[Given task]
Identify and copy all lines of the material where the string "Services" is found.
*****
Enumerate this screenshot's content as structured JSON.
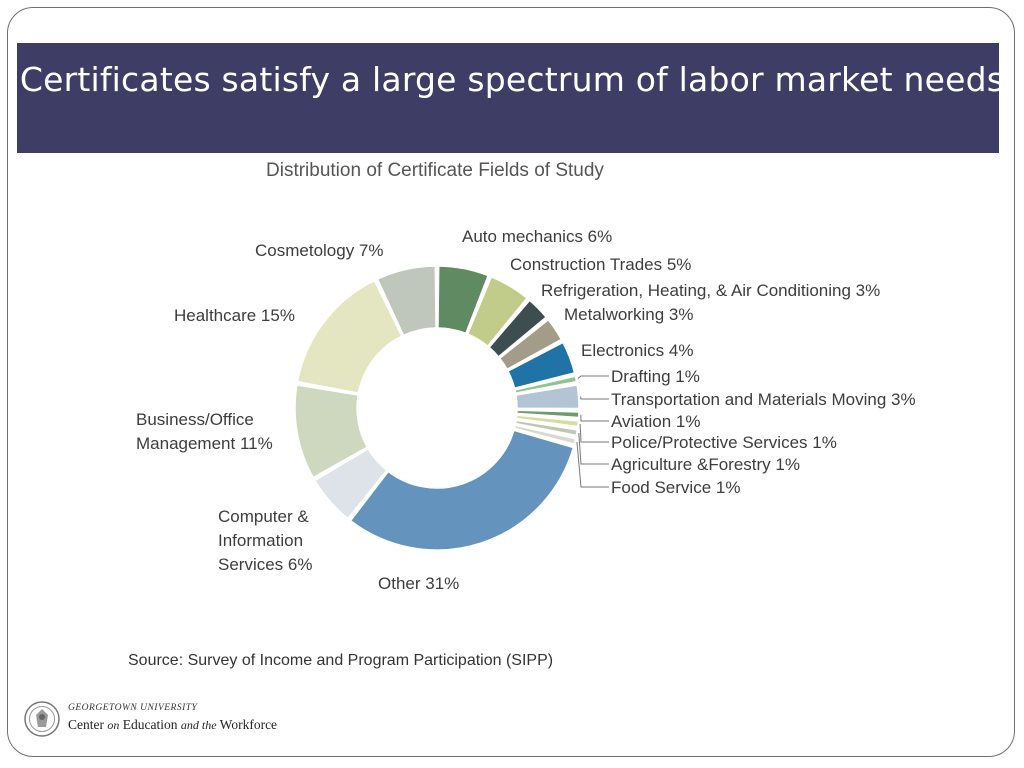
{
  "slide": {
    "title": "Certificates satisfy a large spectrum of labor market needs",
    "source": "Source: Survey of Income and Program Participation (SIPP)"
  },
  "logo": {
    "line1": "GEORGETOWN UNIVERSITY",
    "center": "Center",
    "on": "on",
    "education": "Education",
    "and_the": "and the",
    "workforce": "Workforce"
  },
  "chart_data": {
    "type": "pie",
    "title": "Distribution of Certificate Fields of Study",
    "slices": [
      {
        "label": "Auto mechanics 6%",
        "value": 6,
        "color": "#5f8a62"
      },
      {
        "label": "Construction Trades 5%",
        "value": 5,
        "color": "#c2cc8a"
      },
      {
        "label": "Refrigeration, Heating, & Air Conditioning 3%",
        "value": 3,
        "color": "#3e4d4f"
      },
      {
        "label": "Metalworking 3%",
        "value": 3,
        "color": "#a39c88"
      },
      {
        "label": "Electronics 4%",
        "value": 4,
        "color": "#1f73a6"
      },
      {
        "label": "Drafting 1%",
        "value": 1,
        "color": "#8fc48f"
      },
      {
        "label": "Transportation and Materials Moving 3%",
        "value": 3,
        "color": "#b3c4d4"
      },
      {
        "label": "Aviation 1%",
        "value": 1,
        "color": "#6f9a6a"
      },
      {
        "label": "Police/Protective Services 1%",
        "value": 1,
        "color": "#d6dd9e"
      },
      {
        "label": "Agriculture &Forestry 1%",
        "value": 1,
        "color": "#bcc9b0"
      },
      {
        "label": "Food Service 1%",
        "value": 1,
        "color": "#d9d9cf"
      },
      {
        "label": "Other 31%",
        "value": 31,
        "color": "#6493bd"
      },
      {
        "label": "Computer & Information Services 6%",
        "value": 6,
        "color": "#dde3e8"
      },
      {
        "label": "Business/Office Management 11%",
        "value": 11,
        "color": "#cdd8bf"
      },
      {
        "label": "Healthcare 15%",
        "value": 15,
        "color": "#e4e6c2"
      },
      {
        "label": "Cosmetology 7%",
        "value": 7,
        "color": "#bfc6bc"
      }
    ]
  }
}
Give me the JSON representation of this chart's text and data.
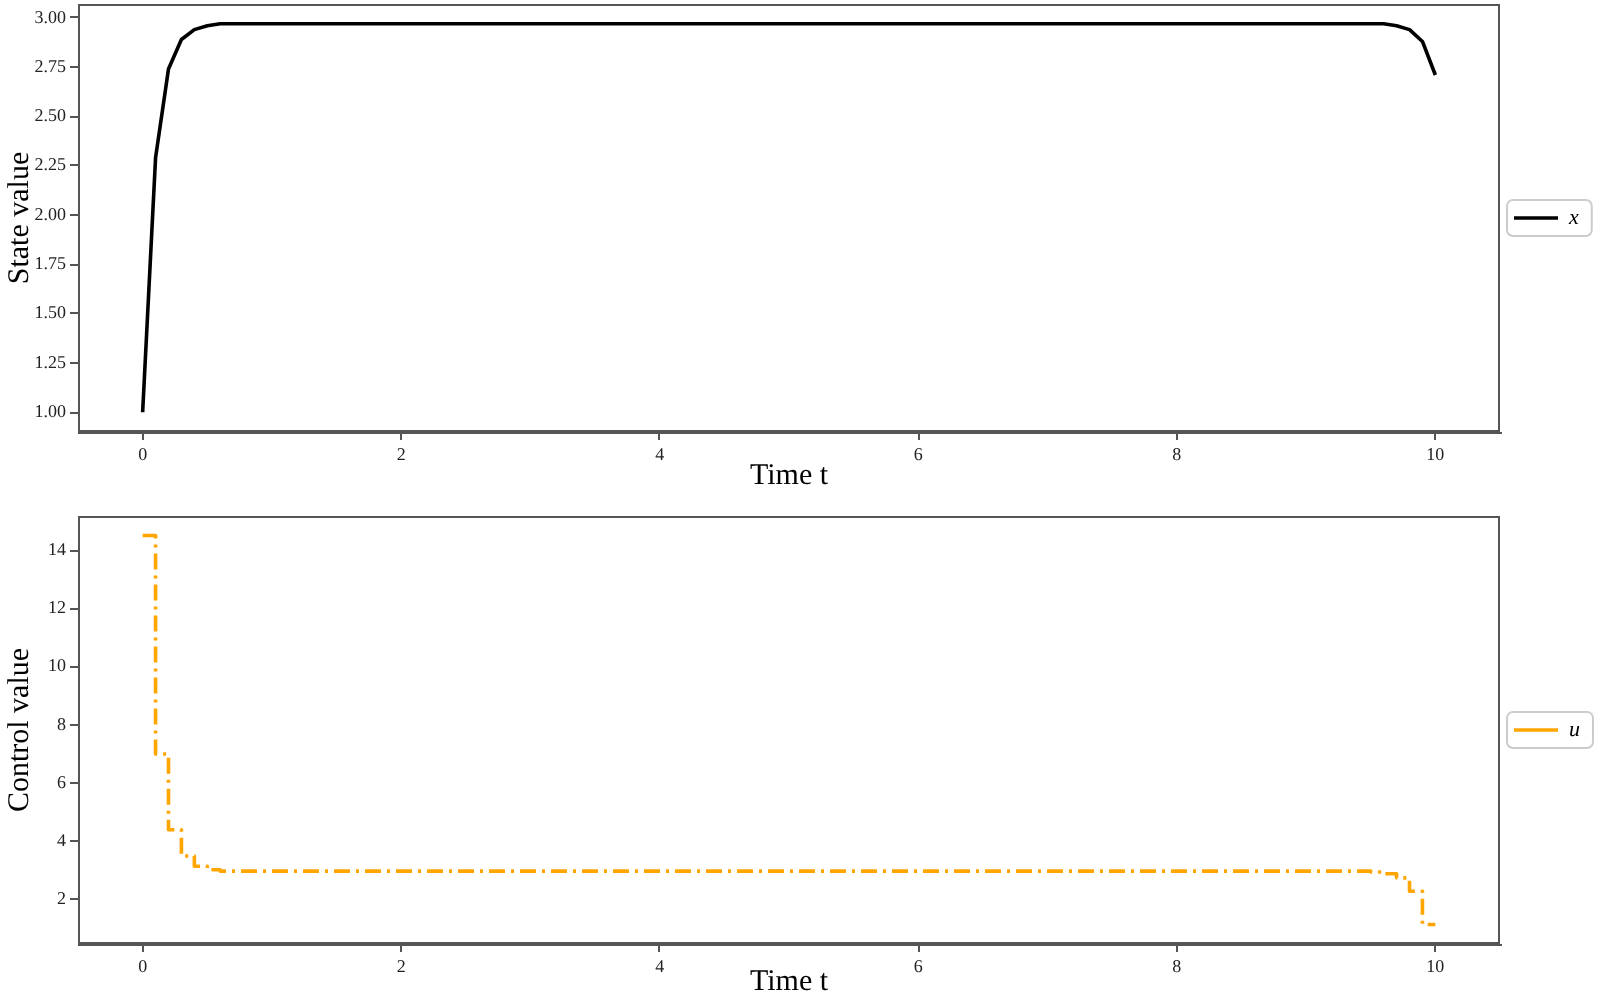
{
  "chart_data": [
    {
      "type": "line",
      "xlabel": "Time t",
      "ylabel": "State value",
      "x": [
        0,
        0.1,
        0.2,
        0.3,
        0.4,
        0.5,
        0.6,
        0.7,
        0.8,
        1,
        2,
        3,
        4,
        5,
        6,
        7,
        8,
        9,
        9.4,
        9.5,
        9.6,
        9.7,
        9.8,
        9.9,
        10
      ],
      "series": [
        {
          "name": "x",
          "color": "#000000",
          "values": [
            1.0,
            2.29,
            2.74,
            2.89,
            2.94,
            2.96,
            2.97,
            2.97,
            2.97,
            2.97,
            2.97,
            2.97,
            2.97,
            2.97,
            2.97,
            2.97,
            2.97,
            2.97,
            2.97,
            2.97,
            2.97,
            2.96,
            2.94,
            2.88,
            2.71
          ]
        }
      ],
      "xlim": [
        -0.5,
        10.5
      ],
      "ylim": [
        0.9,
        3.07
      ],
      "xticks": [
        0,
        2,
        4,
        6,
        8,
        10
      ],
      "yticks": [
        {
          "value": 1,
          "label": "1.00"
        },
        1.25,
        {
          "value": 1.5,
          "label": "1.50"
        },
        1.75,
        {
          "value": 2,
          "label": "2.00"
        },
        2.25,
        {
          "value": 2.5,
          "label": "2.50"
        },
        2.75,
        {
          "value": 3,
          "label": "3.00"
        }
      ],
      "legend": "right"
    },
    {
      "type": "step",
      "xlabel": "Time t",
      "ylabel": "Control value",
      "x": [
        0,
        0.1,
        0.2,
        0.3,
        0.4,
        0.5,
        0.6,
        1,
        2,
        3,
        4,
        5,
        6,
        7,
        8,
        9,
        9.4,
        9.5,
        9.6,
        9.7,
        9.8,
        9.9,
        10
      ],
      "series": [
        {
          "name": "u",
          "color": "#ffa500",
          "values": [
            14.5,
            7.0,
            4.4,
            3.5,
            3.15,
            3.03,
            2.98,
            2.98,
            2.98,
            2.98,
            2.98,
            2.98,
            2.98,
            2.98,
            2.98,
            2.98,
            2.98,
            2.95,
            2.89,
            2.75,
            2.29,
            1.15,
            1.15
          ]
        }
      ],
      "xlim": [
        -0.5,
        10.5
      ],
      "ylim": [
        0.48,
        15.17
      ],
      "xticks": [
        0,
        2,
        4,
        6,
        8,
        10
      ],
      "yticks": [
        2,
        4,
        6,
        8,
        10,
        12,
        14
      ],
      "legend": "right",
      "line_style": "dashdot"
    }
  ]
}
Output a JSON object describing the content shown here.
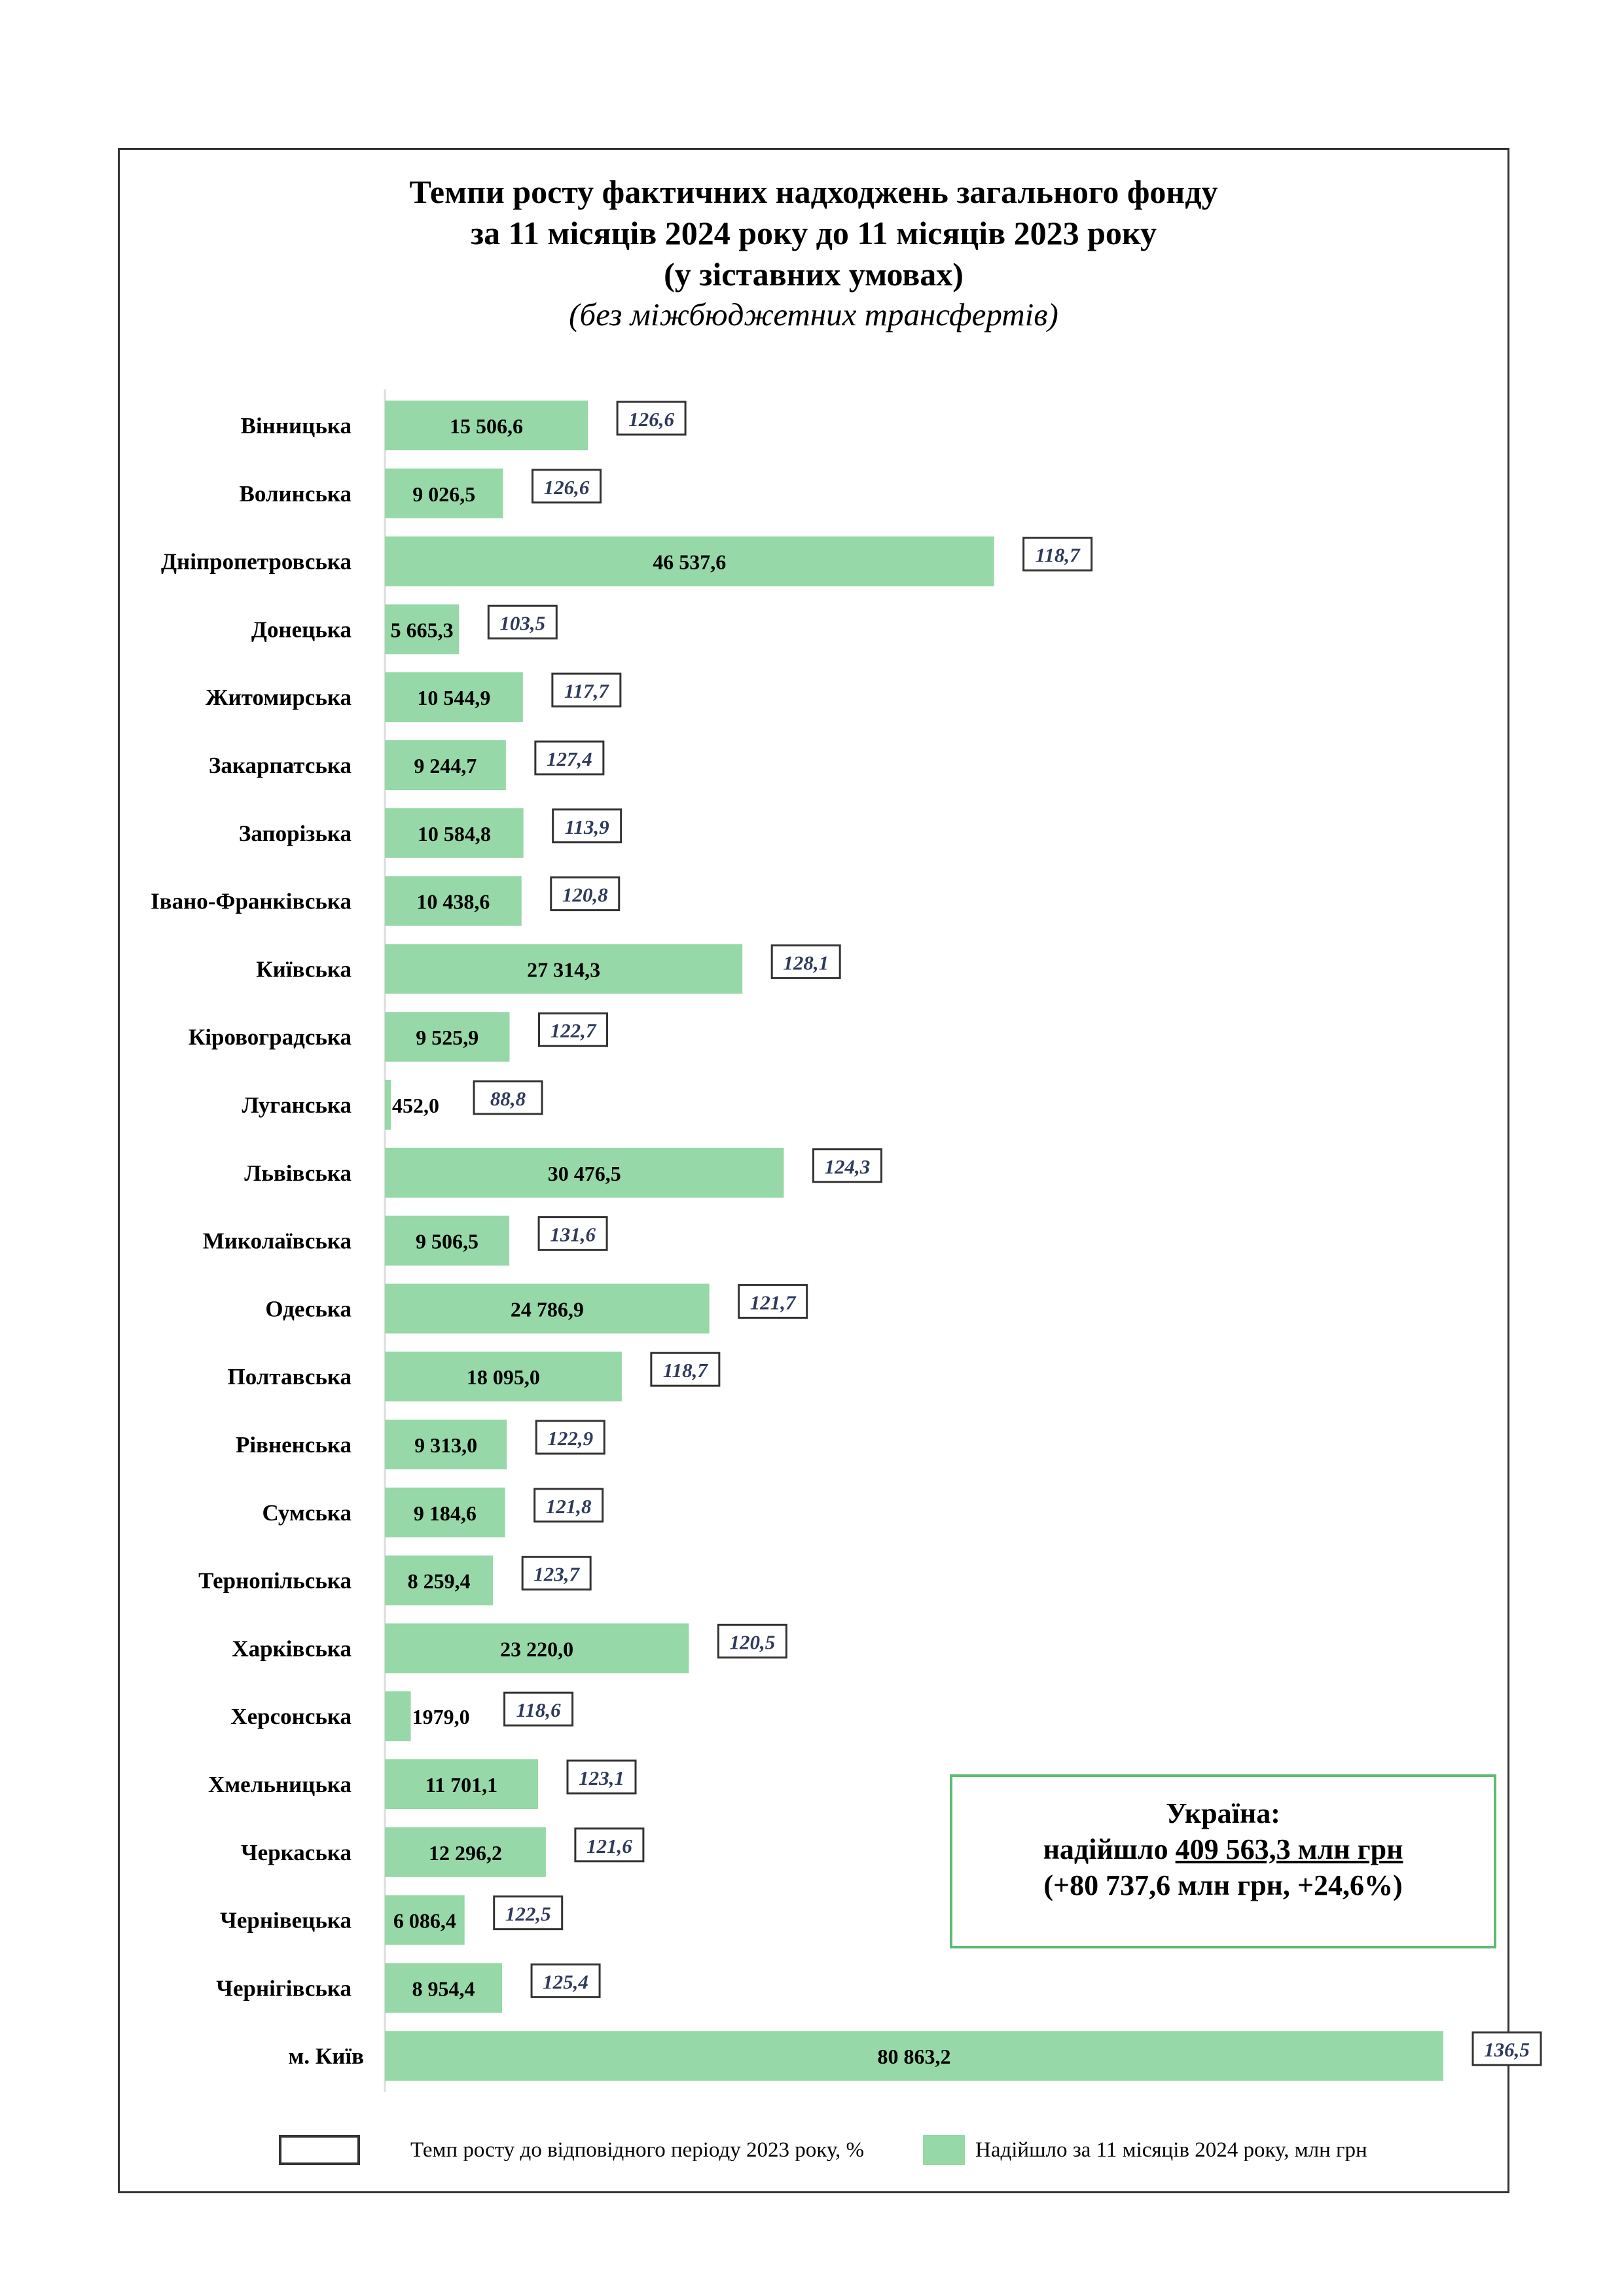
{
  "title_lines": [
    "Темпи росту фактичних надходжень загального фонду",
    "за 11 місяців 2024 року до 11 місяців 2023 року",
    "(у зіставних умовах)"
  ],
  "subtitle": "(без міжбюджетних трансфертів)",
  "colors": {
    "bar": "#96d8a8",
    "box_border": "#333333",
    "ukraine_border": "#5dbb73",
    "rate_text": "#2f3a5c"
  },
  "chart_data": {
    "type": "bar",
    "orientation": "horizontal",
    "categories": [
      "Вінницька",
      "Волинська",
      "Дніпропетровська",
      "Донецька",
      "Житомирська",
      "Закарпатська",
      "Запорізька",
      "Івано-Франківська",
      "Київська",
      "Кіровоградська",
      "Луганська",
      "Львівська",
      "Миколаївська",
      "Одеська",
      "Полтавська",
      "Рівненська",
      "Сумська",
      "Тернопільська",
      "Харківська",
      "Херсонська",
      "Хмельницька",
      "Черкаська",
      "Чернівецька",
      "Чернігівська",
      "м. Київ"
    ],
    "values": [
      15506.6,
      9026.5,
      46537.6,
      5665.3,
      10544.9,
      9244.7,
      10584.8,
      10438.6,
      27314.3,
      9525.9,
      452.0,
      30476.5,
      9506.5,
      24786.9,
      18095.0,
      9313.0,
      9184.6,
      8259.4,
      23220.0,
      1979.0,
      11701.1,
      12296.2,
      6086.4,
      8954.4,
      80863.2
    ],
    "value_labels": [
      "15 506,6",
      "9 026,5",
      "46 537,6",
      "5 665,3",
      "10 544,9",
      "9 244,7",
      "10 584,8",
      "10 438,6",
      "27 314,3",
      "9 525,9",
      "452,0",
      "30 476,5",
      "9 506,5",
      "24 786,9",
      "18 095,0",
      "9 313,0",
      "9 184,6",
      "8 259,4",
      "23 220,0",
      "1979,0",
      "11 701,1",
      "12 296,2",
      "6 086,4",
      "8 954,4",
      "80 863,2"
    ],
    "growth_rates": [
      "126,6",
      "126,6",
      "118,7",
      "103,5",
      "117,7",
      "127,4",
      "113,9",
      "120,8",
      "128,1",
      "122,7",
      "88,8",
      "124,3",
      "131,6",
      "121,7",
      "118,7",
      "122,9",
      "121,8",
      "123,7",
      "120,5",
      "118,6",
      "123,1",
      "121,6",
      "122,5",
      "125,4",
      "136,5"
    ],
    "series": [
      {
        "name": "Надійшло за 11 місяців 2024 року, млн грн"
      },
      {
        "name": "Темп росту до відповідного періоду 2023 року, %"
      }
    ],
    "xlim": [
      0,
      81500
    ],
    "grid": false,
    "legend_position": "bottom"
  },
  "summary": {
    "heading": "Україна:",
    "line2_prefix": "надійшло ",
    "line2_amount": "409 563,3 млн грн",
    "line3": "(+80 737,6 млн грн, +24,6%)"
  },
  "legend": {
    "rate_label": "Темп росту до відповідного періоду 2023 року, %",
    "amount_label": "Надійшло за 11 місяців 2024 року, млн грн"
  }
}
*****
[Full output]
        "label": "Police/Protective Services 1%",
        "label": "Computer & Information Services 6%",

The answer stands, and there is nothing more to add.